> AIM OF THE TASK
Which lines below hold the word "High"? Copy all of them.
— Start INPUT DATA —
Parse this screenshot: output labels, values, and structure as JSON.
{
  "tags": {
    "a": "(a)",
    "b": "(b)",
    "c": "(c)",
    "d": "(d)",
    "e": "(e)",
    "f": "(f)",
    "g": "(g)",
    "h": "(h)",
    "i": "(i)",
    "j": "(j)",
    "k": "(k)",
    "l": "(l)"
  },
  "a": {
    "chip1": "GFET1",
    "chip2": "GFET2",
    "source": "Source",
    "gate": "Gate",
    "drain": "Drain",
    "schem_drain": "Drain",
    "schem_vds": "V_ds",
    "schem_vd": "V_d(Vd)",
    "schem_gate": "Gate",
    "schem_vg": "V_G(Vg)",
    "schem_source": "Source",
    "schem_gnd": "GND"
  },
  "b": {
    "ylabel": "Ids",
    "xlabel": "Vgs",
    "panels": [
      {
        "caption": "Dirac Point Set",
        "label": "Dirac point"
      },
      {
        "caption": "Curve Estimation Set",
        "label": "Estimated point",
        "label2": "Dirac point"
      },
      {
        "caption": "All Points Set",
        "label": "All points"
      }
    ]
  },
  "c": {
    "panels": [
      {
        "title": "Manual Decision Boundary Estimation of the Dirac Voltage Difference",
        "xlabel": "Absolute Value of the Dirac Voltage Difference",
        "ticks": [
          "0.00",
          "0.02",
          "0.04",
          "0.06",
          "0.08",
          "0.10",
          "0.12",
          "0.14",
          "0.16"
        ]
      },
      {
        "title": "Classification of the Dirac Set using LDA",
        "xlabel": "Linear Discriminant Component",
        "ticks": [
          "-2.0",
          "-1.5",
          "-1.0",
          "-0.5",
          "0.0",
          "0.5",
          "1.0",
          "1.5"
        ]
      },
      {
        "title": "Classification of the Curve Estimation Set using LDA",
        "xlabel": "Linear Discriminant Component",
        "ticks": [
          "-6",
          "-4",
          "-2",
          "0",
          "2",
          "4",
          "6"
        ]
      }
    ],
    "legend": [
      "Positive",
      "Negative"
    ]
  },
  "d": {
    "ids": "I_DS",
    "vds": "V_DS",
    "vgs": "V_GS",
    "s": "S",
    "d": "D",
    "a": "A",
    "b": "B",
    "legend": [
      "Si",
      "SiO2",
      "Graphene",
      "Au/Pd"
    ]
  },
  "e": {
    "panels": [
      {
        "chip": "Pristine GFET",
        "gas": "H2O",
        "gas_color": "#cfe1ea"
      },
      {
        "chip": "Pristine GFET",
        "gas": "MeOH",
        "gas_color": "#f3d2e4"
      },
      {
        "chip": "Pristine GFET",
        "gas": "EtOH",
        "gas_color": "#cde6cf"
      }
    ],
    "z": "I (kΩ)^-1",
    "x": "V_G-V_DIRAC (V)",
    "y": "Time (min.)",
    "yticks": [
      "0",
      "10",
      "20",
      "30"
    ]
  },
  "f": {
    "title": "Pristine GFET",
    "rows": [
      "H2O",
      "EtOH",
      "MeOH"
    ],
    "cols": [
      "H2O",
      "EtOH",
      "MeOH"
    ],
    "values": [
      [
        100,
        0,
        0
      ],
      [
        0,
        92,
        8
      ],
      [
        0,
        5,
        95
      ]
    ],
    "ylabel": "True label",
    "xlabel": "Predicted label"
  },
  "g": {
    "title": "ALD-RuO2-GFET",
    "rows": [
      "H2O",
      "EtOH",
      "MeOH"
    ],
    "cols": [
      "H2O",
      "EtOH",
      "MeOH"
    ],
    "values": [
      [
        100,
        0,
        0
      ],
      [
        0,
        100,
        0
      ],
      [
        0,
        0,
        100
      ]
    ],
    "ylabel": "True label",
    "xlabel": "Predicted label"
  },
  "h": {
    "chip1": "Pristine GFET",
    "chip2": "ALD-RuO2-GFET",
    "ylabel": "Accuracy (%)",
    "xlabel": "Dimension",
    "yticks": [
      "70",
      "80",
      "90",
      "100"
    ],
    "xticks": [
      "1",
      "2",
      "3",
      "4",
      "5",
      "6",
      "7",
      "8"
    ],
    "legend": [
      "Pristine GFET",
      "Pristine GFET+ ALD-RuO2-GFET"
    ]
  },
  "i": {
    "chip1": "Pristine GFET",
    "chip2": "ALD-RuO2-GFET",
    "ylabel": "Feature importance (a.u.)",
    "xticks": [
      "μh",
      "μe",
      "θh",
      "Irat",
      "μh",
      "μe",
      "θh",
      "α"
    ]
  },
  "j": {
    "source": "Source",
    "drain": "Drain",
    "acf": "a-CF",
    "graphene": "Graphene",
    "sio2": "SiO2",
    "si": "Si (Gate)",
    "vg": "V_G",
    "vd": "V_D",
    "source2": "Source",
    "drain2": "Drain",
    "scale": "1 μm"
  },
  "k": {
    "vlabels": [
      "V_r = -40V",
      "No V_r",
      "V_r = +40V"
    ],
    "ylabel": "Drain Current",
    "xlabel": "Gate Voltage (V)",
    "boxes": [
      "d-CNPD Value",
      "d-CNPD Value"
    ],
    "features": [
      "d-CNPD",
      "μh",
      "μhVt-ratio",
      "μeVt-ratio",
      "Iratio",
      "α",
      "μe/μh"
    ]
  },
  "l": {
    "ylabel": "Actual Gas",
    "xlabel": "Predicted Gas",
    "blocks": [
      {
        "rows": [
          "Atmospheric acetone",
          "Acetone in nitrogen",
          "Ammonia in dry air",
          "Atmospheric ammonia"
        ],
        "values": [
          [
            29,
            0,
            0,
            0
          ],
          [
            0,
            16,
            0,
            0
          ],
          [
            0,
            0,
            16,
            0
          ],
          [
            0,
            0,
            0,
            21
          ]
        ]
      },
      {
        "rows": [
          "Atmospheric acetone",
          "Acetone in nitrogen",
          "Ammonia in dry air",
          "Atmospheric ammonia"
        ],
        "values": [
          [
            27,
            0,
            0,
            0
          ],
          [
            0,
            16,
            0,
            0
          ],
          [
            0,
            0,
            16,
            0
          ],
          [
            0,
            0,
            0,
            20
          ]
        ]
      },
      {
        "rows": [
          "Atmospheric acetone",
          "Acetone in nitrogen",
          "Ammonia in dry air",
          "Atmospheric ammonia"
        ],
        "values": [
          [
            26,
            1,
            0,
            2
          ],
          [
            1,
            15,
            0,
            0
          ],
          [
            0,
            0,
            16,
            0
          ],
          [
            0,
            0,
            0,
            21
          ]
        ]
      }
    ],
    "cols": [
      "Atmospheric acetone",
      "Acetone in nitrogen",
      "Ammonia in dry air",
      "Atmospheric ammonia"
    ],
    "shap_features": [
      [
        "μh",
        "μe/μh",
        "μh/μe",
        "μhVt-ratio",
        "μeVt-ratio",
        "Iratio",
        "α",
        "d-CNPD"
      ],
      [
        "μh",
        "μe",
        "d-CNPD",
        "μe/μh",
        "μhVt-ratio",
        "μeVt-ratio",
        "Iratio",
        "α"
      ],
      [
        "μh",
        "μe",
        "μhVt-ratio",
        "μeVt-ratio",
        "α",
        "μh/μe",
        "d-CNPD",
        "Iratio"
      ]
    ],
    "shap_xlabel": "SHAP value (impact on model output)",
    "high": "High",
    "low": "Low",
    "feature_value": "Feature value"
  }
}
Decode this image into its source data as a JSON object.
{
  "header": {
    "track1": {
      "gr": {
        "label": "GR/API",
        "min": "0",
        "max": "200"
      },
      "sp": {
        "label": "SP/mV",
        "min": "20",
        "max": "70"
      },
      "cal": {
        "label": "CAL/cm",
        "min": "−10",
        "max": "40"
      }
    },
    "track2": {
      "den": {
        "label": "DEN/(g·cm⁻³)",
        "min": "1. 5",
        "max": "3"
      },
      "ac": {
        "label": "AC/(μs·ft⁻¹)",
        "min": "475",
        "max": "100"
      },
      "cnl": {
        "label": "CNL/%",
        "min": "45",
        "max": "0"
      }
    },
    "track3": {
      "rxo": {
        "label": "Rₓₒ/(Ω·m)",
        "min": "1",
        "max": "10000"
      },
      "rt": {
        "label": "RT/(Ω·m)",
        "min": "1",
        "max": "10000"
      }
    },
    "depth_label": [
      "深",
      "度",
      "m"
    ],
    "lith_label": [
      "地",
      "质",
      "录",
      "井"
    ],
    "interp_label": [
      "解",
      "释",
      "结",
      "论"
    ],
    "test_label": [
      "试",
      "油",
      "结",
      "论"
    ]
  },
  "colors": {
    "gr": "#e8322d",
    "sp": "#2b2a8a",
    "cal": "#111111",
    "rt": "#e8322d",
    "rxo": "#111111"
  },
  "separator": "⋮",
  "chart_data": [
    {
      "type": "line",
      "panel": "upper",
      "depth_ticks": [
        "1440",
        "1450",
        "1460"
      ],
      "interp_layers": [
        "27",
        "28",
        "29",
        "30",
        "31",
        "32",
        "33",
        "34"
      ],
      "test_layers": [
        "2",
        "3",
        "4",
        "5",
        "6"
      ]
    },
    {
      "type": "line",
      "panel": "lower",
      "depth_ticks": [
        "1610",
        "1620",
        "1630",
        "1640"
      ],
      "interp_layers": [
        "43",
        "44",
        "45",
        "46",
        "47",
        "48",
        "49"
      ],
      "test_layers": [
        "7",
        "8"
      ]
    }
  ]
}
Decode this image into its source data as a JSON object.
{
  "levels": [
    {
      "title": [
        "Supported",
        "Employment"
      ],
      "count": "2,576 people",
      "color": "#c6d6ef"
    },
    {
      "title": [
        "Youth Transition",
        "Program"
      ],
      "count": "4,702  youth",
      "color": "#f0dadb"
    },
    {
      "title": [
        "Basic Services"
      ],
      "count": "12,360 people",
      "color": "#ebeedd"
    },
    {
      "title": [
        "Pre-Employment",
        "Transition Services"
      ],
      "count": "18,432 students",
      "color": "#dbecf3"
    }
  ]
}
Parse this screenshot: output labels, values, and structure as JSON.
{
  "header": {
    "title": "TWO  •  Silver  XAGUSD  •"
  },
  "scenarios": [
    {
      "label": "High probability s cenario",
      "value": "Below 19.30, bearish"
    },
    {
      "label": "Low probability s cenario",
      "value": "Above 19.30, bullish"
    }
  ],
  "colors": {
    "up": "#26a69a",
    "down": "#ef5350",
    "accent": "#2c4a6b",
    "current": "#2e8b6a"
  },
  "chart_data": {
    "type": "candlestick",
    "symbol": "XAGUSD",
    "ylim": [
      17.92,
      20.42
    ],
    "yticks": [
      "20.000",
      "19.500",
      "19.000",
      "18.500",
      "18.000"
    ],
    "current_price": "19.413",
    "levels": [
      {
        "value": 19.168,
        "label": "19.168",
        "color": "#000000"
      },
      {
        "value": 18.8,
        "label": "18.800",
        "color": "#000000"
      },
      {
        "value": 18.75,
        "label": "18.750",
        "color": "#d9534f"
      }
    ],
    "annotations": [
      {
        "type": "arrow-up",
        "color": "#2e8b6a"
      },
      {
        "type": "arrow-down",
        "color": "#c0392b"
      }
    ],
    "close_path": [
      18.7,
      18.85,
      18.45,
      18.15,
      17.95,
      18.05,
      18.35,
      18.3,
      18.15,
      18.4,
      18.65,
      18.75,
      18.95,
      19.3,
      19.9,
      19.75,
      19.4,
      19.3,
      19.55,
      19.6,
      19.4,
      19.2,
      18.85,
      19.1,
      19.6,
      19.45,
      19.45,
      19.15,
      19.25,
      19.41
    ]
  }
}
— End INPUT DATA —
> ANSWER BELOW
    "high": "High",
      "label": "High probability s cenario",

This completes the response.